Rows from a figure dataset:
┄┄┄┄┄┄┄┄┄┄
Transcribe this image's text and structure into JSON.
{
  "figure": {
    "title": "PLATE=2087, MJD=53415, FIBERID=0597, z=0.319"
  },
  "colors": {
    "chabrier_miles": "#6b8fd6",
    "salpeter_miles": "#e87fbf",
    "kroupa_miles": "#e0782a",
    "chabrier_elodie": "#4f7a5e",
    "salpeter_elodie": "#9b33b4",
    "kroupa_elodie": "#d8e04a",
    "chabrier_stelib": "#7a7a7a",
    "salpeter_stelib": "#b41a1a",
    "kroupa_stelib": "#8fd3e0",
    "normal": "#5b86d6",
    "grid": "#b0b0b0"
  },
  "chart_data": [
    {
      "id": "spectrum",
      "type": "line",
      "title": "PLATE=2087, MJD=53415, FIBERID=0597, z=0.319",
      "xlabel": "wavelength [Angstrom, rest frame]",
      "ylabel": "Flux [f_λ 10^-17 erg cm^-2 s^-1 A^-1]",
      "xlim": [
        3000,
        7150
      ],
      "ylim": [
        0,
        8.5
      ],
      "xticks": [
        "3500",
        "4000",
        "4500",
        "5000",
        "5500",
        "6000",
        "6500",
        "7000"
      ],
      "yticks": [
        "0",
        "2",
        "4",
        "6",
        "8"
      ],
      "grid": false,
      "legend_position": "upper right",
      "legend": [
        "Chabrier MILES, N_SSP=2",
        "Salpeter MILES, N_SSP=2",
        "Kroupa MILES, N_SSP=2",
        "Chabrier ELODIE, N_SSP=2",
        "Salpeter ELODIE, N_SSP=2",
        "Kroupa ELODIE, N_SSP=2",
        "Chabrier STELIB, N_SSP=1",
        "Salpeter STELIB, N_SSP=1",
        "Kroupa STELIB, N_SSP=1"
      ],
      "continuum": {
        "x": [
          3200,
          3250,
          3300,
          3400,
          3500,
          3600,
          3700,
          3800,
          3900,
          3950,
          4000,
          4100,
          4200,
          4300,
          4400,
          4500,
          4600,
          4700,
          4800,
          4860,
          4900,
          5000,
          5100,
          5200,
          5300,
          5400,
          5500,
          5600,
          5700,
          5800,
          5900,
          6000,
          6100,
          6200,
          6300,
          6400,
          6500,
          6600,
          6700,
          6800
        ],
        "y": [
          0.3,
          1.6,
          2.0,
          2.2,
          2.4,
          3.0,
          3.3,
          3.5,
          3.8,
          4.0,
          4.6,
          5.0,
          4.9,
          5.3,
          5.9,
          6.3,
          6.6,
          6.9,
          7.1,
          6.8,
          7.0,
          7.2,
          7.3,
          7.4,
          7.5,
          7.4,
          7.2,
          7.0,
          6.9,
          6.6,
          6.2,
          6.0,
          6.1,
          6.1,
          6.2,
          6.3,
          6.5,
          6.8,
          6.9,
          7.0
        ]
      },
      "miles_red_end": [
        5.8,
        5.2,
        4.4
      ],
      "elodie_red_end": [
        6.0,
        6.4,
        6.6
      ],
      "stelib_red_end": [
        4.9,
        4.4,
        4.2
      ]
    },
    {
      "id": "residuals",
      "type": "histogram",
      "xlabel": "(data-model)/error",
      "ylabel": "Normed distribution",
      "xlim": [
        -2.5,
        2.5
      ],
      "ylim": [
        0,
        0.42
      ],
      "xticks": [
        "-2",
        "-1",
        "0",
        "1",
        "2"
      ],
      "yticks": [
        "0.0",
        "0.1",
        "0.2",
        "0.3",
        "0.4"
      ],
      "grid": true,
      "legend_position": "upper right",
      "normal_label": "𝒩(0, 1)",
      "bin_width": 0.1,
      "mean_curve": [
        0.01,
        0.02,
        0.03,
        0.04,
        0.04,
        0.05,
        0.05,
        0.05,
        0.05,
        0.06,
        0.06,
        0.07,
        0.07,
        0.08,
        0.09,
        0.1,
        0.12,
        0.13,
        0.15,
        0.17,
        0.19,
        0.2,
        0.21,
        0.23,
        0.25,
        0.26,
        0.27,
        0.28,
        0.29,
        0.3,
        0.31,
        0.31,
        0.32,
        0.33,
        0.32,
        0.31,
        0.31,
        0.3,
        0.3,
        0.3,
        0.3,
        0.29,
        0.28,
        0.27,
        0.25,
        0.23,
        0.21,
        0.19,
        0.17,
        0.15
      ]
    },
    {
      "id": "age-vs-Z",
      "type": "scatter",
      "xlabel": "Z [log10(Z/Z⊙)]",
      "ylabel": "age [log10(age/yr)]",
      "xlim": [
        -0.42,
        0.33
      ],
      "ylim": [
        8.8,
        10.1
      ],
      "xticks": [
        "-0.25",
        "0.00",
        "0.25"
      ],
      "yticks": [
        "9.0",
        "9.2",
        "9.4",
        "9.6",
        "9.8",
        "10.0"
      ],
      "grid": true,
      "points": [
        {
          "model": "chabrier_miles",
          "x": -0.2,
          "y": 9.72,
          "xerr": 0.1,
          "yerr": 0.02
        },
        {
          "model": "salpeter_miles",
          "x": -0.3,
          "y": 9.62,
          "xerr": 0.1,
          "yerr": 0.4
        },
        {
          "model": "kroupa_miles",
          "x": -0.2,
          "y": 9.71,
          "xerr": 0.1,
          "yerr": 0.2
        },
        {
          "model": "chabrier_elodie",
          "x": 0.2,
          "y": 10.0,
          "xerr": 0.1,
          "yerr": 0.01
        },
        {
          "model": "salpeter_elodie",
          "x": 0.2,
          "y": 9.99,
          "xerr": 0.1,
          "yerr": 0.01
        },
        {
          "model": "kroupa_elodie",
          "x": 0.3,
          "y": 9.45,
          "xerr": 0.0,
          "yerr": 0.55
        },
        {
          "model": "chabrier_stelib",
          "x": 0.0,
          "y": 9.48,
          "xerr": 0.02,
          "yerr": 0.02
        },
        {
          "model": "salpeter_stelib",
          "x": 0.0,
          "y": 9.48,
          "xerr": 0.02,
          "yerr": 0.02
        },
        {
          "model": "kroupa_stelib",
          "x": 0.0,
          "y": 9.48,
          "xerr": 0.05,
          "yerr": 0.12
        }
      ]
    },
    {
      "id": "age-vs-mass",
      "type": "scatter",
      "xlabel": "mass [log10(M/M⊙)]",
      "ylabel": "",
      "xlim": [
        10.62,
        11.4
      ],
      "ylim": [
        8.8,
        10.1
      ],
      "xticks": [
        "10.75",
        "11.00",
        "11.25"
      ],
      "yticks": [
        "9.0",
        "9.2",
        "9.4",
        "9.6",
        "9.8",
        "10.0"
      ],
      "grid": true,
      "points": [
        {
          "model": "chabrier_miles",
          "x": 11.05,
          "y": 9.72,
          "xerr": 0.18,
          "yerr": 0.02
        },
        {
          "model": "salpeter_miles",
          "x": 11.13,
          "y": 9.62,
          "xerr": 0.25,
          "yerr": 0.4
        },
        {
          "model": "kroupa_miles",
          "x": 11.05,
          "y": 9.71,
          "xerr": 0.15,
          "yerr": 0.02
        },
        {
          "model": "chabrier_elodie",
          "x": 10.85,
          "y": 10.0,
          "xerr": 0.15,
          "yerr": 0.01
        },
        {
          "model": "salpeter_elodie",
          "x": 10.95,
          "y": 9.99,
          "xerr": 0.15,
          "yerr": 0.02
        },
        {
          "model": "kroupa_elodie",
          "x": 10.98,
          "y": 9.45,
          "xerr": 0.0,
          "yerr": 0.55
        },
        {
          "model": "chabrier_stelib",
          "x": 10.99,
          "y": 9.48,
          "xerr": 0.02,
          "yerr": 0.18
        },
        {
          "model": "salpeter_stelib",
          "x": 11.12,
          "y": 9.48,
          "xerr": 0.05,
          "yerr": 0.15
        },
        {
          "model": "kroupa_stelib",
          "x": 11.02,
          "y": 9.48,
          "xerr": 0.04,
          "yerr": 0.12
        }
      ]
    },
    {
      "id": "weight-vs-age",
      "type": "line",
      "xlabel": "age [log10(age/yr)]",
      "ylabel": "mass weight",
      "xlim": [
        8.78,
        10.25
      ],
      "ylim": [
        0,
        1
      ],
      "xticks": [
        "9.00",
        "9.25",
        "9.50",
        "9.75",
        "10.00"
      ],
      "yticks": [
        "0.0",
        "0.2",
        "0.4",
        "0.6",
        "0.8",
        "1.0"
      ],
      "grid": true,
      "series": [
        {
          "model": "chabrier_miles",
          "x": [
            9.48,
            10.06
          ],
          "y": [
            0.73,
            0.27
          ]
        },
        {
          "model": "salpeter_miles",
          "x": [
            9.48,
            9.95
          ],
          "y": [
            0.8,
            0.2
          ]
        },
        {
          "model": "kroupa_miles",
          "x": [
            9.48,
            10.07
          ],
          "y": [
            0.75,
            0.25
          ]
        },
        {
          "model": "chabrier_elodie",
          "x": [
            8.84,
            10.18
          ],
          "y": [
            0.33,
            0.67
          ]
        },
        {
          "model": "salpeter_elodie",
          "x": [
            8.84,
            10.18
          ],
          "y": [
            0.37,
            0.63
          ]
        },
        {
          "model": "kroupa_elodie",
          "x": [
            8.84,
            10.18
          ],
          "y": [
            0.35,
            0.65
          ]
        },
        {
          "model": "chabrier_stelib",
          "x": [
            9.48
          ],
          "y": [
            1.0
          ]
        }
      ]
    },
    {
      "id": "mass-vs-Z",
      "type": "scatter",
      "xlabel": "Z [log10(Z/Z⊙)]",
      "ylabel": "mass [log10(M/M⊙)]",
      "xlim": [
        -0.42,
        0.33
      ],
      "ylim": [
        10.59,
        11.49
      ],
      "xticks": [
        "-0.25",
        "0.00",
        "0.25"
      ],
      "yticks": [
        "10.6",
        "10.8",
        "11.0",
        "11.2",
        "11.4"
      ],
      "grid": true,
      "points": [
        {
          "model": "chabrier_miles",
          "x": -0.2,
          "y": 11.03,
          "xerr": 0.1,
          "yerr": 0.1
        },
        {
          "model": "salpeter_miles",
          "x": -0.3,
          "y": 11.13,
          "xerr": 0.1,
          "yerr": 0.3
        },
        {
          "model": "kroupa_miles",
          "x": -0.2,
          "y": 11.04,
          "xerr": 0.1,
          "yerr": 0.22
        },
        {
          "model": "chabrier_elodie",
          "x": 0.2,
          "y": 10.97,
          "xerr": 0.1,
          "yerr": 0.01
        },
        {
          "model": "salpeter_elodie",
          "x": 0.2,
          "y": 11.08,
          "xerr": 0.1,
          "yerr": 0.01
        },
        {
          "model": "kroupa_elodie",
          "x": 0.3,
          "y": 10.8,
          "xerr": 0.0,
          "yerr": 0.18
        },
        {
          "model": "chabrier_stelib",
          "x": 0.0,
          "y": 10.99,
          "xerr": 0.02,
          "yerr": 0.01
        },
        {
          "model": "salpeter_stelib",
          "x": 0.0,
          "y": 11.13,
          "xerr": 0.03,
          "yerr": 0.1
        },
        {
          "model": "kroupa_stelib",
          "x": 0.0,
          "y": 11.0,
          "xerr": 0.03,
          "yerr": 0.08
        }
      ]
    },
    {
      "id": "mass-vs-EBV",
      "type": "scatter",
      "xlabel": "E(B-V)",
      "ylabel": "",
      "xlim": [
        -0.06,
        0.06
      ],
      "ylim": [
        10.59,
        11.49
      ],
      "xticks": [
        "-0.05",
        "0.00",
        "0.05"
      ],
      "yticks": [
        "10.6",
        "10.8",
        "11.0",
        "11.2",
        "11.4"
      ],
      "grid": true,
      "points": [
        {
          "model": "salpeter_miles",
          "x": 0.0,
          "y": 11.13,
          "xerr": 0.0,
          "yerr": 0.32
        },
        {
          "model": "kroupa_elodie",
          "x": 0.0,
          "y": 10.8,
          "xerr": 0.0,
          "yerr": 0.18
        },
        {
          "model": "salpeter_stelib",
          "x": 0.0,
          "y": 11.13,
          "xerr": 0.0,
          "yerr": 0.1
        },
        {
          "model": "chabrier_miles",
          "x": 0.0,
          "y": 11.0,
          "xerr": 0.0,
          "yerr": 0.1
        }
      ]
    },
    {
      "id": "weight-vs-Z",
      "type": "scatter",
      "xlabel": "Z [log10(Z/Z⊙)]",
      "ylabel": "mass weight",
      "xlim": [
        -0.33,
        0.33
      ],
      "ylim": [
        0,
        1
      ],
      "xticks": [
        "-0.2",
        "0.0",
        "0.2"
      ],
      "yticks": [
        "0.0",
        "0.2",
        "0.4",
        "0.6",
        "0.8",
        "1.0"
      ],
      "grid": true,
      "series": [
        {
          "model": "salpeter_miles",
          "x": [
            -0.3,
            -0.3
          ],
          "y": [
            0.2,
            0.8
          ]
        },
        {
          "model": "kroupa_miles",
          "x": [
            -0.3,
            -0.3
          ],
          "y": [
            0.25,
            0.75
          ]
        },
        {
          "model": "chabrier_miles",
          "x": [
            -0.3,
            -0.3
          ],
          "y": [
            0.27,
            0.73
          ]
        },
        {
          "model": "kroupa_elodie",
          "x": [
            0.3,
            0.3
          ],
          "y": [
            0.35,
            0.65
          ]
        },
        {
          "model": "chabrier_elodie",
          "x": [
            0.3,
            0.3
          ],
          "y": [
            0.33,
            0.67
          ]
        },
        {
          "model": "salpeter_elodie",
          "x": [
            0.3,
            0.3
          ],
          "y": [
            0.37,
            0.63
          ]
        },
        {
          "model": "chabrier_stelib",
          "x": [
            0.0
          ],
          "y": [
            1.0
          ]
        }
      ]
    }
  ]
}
┄┄┄┄┄┄┄┄┄┄
▶ **What this task involves**: Select and copy each line from the data that includes the word "PLATE".

▶ **Reply to the exercise**:
    "title": "PLATE=2087, MJD=53415, FIBERID=0597, z=0.319"
      "title": "PLATE=2087, MJD=53415, FIBERID=0597, z=0.319",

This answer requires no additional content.